Element and region listings:

◆ ◆ ◆

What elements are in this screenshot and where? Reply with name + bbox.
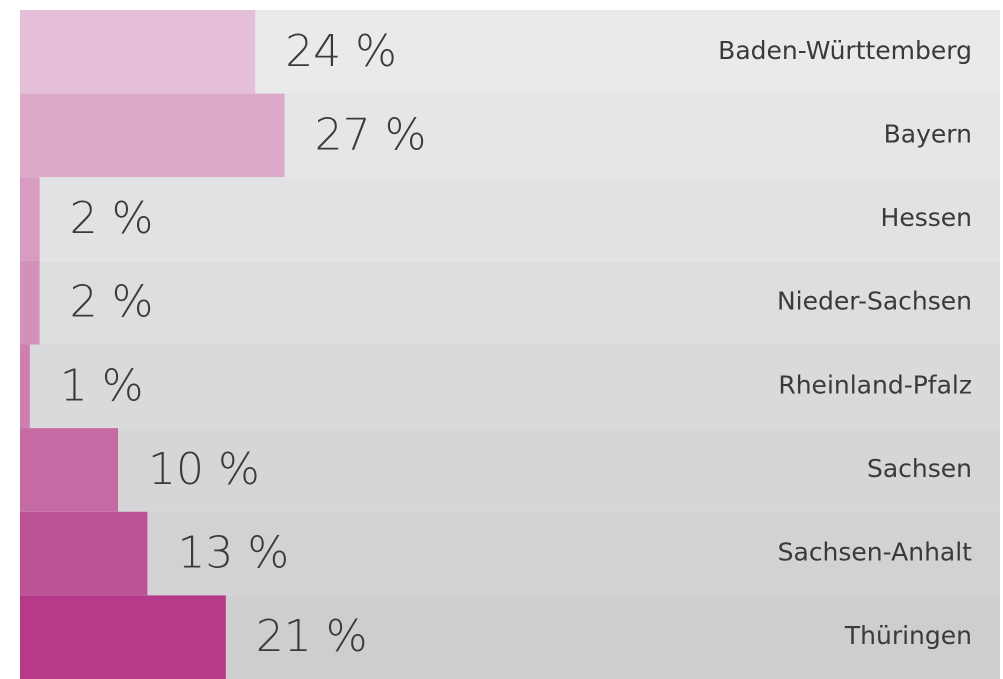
value-label: 21 % [256, 611, 368, 662]
row-background [20, 344, 1000, 429]
category-label: Baden-Württemberg [718, 36, 972, 65]
value-label: 10 % [148, 444, 260, 495]
bar [20, 595, 226, 679]
category-label: Sachsen [867, 454, 972, 483]
bar [20, 10, 256, 94]
bar [20, 344, 30, 429]
row-background [20, 260, 1000, 345]
row-background [20, 428, 1000, 512]
category-label: Rheinland-Pfalz [778, 370, 972, 399]
row-background [20, 177, 1000, 261]
category-label: Sachsen-Anhalt [778, 538, 973, 567]
bar [20, 177, 40, 261]
value-label: 13 % [177, 528, 289, 579]
value-label: 1 % [60, 360, 144, 411]
value-label: 2 % [70, 277, 154, 328]
category-label: Bayern [884, 119, 972, 148]
bar [20, 93, 285, 178]
category-label: Hessen [881, 203, 972, 232]
bar [20, 260, 40, 345]
category-label: Thüringen [844, 621, 972, 650]
value-label: 27 % [315, 109, 427, 160]
category-label: Nieder-Sachsen [777, 287, 972, 316]
row-background [20, 511, 1000, 596]
bar [20, 428, 118, 512]
value-label: 2 % [70, 193, 154, 244]
bar [20, 511, 148, 596]
value-label: 24 % [285, 26, 397, 77]
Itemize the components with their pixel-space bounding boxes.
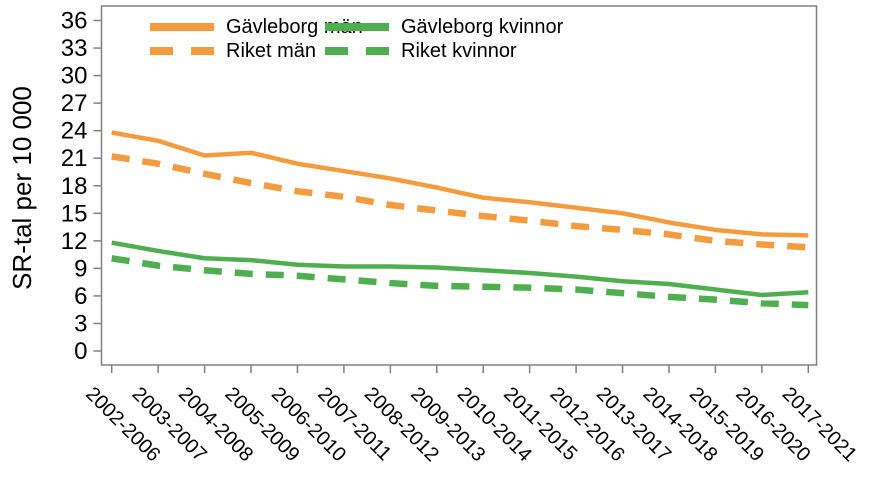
- y-tick-label: 30: [61, 63, 88, 90]
- legend-label: Gävleborg män: [226, 15, 363, 38]
- y-tick-label: 6: [74, 283, 87, 310]
- legend-swatch-dashed-green: [325, 47, 389, 55]
- series-line-3: [111, 255, 809, 309]
- y-tick-label: 24: [61, 118, 88, 145]
- series-line-2: [111, 240, 809, 298]
- y-tick-label: 15: [61, 200, 88, 227]
- legend-swatch-dashed-orange: [150, 47, 214, 55]
- legend-item-gavleborg-man: Gävleborg män: [150, 14, 363, 40]
- y-tick-label: 33: [61, 35, 88, 62]
- y-tick-label: 0: [74, 338, 87, 365]
- legend-item-riket-man: Riket män: [150, 38, 316, 64]
- y-tick-label: 3: [74, 310, 87, 337]
- legend-label: Gävleborg kvinnor: [401, 15, 564, 38]
- y-tick-label: 36: [61, 8, 88, 35]
- legend-label: Riket kvinnor: [401, 39, 517, 62]
- y-tick-label: 12: [61, 228, 88, 255]
- series-line-1: [111, 153, 809, 251]
- legend-item-riket-kvinnor: Riket kvinnor: [325, 38, 517, 64]
- legend-item-gavleborg-kvinnor: Gävleborg kvinnor: [325, 14, 563, 40]
- y-tick-label: 27: [61, 90, 88, 117]
- legend-label: Riket män: [226, 39, 317, 62]
- y-tick-label: 9: [74, 255, 87, 282]
- legend-swatch-solid-green: [325, 23, 389, 31]
- legend-swatch-solid-orange: [150, 23, 214, 31]
- y-axis-label: SR-tal per 10 000: [7, 86, 37, 290]
- y-tick-label: 18: [61, 173, 88, 200]
- y-tick-label: 21: [61, 145, 88, 172]
- series-line-0: [111, 130, 809, 238]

◆ ◆ ◆

Stated problem:
Render the entries from the line with "value-label: 21 % [256, 611, 368, 662]" up to and including the line with "value-label: 24 % [285, 26, 397, 77]" as a Markdown table with the columns Nr and Line, numbering each row and skipping blank lines.

Result:
| Nr | Line |
|---|---|
| 1 | value-label: 21 % [256, 611, 368, 662] |
| 2 | row-background [20, 344, 1000, 429] |
| 3 | category-label: Baden-Württemberg [718, 36, 972, 65] |
| 4 | value-label: 10 % [148, 444, 260, 495] |
| 5 | bar [20, 595, 226, 679] |
| 6 | category-label: Sachsen [867, 454, 972, 483] |
| 7 | bar [20, 10, 256, 94] |
| 8 | bar [20, 344, 30, 429] |
| 9 | row-background [20, 260, 1000, 345] |
| 10 | row-background [20, 428, 1000, 512] |
| 11 | category-label: Rheinland-Pfalz [778, 370, 972, 399] |
| 12 | row-background [20, 177, 1000, 261] |
| 13 | category-label: Sachsen-Anhalt [778, 538, 973, 567] |
| 14 | bar [20, 177, 40, 261] |
| 15 | value-label: 13 % [177, 528, 289, 579] |
| 16 | value-label: 1 % [60, 360, 144, 411] |
| 17 | value-label: 2 % [70, 277, 154, 328] |
| 18 | category-label: Bayern [884, 119, 972, 148] |
| 19 | bar [20, 93, 285, 178] |
| 20 | category-label: Hessen [881, 203, 972, 232] |
| 21 | bar [20, 260, 40, 345] |
| 22 | category-label: Thüringen [844, 621, 972, 650] |
| 23 | value-label: 27 % [315, 109, 427, 160] |
| 24 | category-label: Nieder-Sachsen [777, 287, 972, 316] |
| 25 | row-background [20, 511, 1000, 596] |
| 26 | bar [20, 428, 118, 512] |
| 27 | value-label: 2 % [70, 193, 154, 244] |
| 28 | bar [20, 511, 148, 596] |
| 29 | value-label: 24 % [285, 26, 397, 77] |